(Data to use):

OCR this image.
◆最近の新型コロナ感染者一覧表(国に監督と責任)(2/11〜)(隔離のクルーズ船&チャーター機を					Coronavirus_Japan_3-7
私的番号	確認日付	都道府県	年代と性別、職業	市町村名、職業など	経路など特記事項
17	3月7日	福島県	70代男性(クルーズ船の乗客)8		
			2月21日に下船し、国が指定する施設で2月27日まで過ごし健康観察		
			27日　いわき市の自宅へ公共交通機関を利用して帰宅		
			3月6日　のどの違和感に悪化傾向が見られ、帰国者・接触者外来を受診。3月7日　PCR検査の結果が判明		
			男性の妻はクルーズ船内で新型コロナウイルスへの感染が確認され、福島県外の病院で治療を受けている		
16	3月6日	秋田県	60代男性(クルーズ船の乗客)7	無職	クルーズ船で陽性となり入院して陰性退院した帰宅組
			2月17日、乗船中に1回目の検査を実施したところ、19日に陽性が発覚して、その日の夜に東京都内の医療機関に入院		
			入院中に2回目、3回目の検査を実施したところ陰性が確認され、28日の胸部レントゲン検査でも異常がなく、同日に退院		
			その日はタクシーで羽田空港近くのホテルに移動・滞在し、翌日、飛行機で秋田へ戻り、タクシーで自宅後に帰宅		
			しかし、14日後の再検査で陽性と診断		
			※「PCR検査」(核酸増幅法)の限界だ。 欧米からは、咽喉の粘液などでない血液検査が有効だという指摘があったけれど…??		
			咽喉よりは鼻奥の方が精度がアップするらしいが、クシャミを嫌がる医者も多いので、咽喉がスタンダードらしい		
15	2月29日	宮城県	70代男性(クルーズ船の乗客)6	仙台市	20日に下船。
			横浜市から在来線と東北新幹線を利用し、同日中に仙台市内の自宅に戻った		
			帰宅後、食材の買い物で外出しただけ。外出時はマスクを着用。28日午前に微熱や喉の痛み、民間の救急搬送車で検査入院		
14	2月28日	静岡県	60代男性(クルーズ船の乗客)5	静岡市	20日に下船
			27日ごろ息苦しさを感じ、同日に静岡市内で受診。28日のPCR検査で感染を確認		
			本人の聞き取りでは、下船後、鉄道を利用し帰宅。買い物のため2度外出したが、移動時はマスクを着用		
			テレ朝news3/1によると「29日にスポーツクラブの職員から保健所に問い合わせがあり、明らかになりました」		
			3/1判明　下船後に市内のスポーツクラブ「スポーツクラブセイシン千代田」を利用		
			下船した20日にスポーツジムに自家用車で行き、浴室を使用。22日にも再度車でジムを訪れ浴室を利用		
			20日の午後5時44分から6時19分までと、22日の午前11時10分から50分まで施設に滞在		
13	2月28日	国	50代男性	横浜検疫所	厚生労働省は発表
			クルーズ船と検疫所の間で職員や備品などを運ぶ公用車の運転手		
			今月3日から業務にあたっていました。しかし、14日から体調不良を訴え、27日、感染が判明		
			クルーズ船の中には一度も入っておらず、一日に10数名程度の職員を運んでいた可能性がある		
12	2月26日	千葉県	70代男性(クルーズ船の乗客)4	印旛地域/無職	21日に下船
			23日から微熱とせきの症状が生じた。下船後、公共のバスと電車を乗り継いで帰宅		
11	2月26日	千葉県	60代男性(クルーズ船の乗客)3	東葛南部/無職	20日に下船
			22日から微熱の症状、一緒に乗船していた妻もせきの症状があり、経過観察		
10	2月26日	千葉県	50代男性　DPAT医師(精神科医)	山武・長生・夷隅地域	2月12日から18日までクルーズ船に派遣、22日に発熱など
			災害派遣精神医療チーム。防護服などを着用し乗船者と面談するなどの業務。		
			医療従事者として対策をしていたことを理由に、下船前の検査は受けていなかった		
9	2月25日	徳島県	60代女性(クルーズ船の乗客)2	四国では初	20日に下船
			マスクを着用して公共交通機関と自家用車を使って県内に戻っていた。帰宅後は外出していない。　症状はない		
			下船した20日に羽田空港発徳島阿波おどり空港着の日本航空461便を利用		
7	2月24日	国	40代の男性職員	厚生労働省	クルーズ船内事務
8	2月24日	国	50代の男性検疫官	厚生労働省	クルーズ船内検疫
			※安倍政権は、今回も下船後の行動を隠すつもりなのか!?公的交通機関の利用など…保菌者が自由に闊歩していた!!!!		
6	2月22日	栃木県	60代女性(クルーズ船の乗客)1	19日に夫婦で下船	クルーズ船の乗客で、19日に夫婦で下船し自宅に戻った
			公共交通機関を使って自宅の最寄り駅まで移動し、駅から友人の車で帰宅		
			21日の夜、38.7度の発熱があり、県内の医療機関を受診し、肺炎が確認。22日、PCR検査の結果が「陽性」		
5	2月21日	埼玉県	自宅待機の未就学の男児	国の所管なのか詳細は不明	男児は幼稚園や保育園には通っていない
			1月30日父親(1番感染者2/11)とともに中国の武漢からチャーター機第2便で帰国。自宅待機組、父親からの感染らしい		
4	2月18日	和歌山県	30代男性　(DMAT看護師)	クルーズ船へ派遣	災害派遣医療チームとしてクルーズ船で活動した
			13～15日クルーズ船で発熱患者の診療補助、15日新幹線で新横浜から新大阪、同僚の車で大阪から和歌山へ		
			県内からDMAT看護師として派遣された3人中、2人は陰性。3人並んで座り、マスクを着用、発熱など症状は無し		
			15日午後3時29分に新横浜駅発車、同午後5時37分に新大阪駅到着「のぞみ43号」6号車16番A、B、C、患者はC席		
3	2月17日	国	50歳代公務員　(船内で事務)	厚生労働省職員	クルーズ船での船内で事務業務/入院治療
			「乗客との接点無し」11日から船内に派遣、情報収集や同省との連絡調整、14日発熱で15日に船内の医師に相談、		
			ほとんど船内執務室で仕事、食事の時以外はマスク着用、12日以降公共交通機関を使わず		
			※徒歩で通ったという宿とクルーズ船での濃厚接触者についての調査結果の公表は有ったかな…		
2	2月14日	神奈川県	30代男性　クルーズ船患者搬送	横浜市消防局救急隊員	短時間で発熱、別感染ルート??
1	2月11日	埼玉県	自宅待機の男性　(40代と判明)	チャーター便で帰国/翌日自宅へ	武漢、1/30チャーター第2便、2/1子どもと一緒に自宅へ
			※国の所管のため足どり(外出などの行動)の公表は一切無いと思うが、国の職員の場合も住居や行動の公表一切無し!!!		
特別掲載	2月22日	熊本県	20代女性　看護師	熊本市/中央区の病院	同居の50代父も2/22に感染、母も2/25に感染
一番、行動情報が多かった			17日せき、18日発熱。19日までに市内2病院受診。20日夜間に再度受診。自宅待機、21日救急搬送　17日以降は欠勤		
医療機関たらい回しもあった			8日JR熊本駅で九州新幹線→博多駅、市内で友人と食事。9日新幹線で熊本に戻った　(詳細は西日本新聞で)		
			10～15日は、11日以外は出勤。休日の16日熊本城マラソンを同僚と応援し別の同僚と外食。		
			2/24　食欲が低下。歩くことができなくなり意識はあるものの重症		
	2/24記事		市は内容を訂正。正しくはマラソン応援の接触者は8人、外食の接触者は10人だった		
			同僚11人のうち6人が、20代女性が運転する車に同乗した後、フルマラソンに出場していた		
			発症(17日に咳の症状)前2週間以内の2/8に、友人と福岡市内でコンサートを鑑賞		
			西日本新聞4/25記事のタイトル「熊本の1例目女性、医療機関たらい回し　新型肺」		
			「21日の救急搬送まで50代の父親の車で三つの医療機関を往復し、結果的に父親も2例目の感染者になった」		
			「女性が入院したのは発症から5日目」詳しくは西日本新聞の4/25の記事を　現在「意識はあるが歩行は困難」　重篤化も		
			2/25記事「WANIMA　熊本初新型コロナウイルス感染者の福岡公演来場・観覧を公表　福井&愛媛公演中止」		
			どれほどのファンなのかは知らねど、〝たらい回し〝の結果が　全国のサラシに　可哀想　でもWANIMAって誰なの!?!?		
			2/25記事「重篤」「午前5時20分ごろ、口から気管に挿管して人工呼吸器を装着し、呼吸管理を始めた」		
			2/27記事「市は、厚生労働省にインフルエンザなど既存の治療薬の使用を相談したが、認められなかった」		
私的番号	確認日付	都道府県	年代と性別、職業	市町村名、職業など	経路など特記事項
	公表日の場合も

(Exercise goal):
Count the lines in the material above where the string "クルーズ船の乗客" appears, then state only that count.

(Problem solution):
8